Dataset items:
=======

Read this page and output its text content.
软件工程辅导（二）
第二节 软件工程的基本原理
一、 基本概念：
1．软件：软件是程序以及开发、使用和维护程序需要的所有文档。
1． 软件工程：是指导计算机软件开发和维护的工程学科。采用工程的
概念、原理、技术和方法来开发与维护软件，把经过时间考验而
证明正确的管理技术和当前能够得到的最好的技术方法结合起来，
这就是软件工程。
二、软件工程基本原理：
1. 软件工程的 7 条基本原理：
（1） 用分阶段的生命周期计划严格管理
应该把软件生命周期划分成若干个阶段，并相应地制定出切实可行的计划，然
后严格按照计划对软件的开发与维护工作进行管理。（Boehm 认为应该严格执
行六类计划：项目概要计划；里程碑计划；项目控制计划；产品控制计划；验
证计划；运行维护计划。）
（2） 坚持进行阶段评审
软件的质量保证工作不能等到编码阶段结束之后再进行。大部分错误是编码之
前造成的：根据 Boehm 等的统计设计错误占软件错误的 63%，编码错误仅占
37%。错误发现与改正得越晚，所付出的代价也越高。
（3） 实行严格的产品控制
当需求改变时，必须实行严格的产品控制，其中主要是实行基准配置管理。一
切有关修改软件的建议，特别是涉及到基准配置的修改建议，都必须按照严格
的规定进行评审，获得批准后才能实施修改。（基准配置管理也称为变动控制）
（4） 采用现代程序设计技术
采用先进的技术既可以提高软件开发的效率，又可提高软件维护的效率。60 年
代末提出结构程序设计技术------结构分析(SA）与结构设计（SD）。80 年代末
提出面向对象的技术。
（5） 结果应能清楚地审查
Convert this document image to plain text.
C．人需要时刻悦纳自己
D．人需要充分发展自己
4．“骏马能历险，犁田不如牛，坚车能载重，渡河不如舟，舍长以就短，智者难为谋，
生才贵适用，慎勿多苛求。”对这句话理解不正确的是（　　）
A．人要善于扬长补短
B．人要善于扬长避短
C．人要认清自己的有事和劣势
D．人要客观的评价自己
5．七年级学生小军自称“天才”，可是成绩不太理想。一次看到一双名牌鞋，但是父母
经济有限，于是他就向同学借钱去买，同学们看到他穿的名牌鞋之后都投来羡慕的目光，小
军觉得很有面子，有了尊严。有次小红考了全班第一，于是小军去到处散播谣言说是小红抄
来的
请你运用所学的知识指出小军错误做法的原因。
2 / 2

=======

■ SET EXERCISE:
Give the lines exactly as they stand, from the line with "Convert this document image to plain text." through the end of the material.

■ EXERCISE RESULT:
Convert this document image to plain text.
C．人需要时刻悦纳自己
D．人需要充分发展自己
4．“骏马能历险，犁田不如牛，坚车能载重，渡河不如舟，舍长以就短，智者难为谋，
生才贵适用，慎勿多苛求。”对这句话理解不正确的是（　　）
A．人要善于扬长补短
B．人要善于扬长避短
C．人要认清自己的有事和劣势
D．人要客观的评价自己
5．七年级学生小军自称“天才”，可是成绩不太理想。一次看到一双名牌鞋，但是父母
经济有限，于是他就向同学借钱去买，同学们看到他穿的名牌鞋之后都投来羡慕的目光，小
军觉得很有面子，有了尊严。有次小红考了全班第一，于是小军去到处散播谣言说是小红抄
来的
请你运用所学的知识指出小军错误做法的原因。
2 / 2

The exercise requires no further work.